>> begin

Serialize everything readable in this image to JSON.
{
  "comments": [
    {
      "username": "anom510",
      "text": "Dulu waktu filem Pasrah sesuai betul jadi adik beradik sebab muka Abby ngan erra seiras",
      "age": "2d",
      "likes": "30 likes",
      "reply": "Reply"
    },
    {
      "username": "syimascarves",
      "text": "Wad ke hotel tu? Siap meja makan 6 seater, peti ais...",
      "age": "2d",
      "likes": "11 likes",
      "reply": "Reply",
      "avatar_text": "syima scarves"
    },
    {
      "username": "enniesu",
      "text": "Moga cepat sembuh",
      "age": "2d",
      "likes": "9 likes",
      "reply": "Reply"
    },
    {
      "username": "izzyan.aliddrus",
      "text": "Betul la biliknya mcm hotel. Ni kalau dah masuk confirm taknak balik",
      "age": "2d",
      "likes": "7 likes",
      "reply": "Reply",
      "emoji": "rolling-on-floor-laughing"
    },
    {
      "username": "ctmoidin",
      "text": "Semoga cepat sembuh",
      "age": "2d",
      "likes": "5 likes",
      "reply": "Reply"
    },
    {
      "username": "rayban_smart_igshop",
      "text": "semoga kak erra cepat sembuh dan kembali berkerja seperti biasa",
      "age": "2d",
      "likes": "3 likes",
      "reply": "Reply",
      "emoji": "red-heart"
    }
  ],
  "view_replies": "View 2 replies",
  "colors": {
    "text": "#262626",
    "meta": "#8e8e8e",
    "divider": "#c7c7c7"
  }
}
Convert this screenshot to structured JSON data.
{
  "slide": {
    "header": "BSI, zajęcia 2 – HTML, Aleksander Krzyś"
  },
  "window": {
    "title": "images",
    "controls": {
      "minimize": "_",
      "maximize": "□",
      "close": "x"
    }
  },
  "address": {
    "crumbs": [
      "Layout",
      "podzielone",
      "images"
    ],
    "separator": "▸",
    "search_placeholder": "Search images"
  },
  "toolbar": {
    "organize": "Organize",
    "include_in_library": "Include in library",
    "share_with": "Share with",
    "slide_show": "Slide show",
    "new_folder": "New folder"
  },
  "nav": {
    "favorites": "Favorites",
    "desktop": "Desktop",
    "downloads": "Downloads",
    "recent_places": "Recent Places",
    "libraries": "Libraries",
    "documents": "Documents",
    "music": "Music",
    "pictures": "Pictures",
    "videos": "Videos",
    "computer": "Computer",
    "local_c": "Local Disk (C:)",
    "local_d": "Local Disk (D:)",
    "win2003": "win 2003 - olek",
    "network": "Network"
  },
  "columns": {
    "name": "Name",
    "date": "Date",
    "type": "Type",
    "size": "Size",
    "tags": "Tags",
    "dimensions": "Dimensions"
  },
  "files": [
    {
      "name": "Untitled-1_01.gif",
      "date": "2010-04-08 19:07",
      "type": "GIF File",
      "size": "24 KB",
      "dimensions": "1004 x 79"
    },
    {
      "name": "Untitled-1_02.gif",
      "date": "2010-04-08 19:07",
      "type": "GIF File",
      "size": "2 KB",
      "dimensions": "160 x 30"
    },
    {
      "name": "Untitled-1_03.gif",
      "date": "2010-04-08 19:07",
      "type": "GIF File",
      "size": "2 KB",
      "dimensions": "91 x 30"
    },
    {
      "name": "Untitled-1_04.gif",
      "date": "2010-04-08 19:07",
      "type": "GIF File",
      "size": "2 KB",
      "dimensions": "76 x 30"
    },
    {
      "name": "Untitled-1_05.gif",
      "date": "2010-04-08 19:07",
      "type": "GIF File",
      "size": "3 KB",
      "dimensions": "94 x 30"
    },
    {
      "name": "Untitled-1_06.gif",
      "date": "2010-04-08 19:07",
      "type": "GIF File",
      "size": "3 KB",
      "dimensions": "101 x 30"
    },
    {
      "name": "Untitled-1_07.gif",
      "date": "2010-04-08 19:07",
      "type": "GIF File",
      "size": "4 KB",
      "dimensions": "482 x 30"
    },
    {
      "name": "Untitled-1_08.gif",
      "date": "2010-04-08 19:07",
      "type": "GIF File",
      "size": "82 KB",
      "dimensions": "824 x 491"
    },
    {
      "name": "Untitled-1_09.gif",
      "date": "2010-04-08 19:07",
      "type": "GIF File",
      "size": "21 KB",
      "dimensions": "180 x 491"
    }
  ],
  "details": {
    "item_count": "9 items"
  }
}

>> end

### Instructions to follow
Check the data for the word "Local" and pull out the lines that have it.

### The solution
    "local_c": "Local Disk (C:)",
    "local_d": "Local Disk (D:)",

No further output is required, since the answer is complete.